◆ Data for the task

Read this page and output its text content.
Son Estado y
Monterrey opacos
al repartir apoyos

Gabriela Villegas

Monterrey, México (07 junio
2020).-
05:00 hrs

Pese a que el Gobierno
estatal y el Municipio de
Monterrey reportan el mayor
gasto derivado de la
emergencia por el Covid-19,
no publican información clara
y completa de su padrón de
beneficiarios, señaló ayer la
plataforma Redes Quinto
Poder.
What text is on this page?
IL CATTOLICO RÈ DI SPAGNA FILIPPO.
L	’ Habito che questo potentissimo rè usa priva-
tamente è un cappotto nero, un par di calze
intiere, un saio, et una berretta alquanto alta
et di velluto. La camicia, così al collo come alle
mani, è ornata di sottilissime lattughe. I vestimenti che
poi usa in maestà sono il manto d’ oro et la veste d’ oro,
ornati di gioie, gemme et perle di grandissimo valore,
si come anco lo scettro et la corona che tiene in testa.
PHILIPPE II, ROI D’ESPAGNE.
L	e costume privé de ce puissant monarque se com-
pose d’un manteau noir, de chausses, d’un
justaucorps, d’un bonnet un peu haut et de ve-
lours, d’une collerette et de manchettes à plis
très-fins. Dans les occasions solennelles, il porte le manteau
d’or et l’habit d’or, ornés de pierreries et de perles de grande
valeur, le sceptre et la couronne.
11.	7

◆ Task to complete
Identify which lines contain the word "this" and copy each one.

◆ Exercise result
Read this page and output its text content.
What text is on this page?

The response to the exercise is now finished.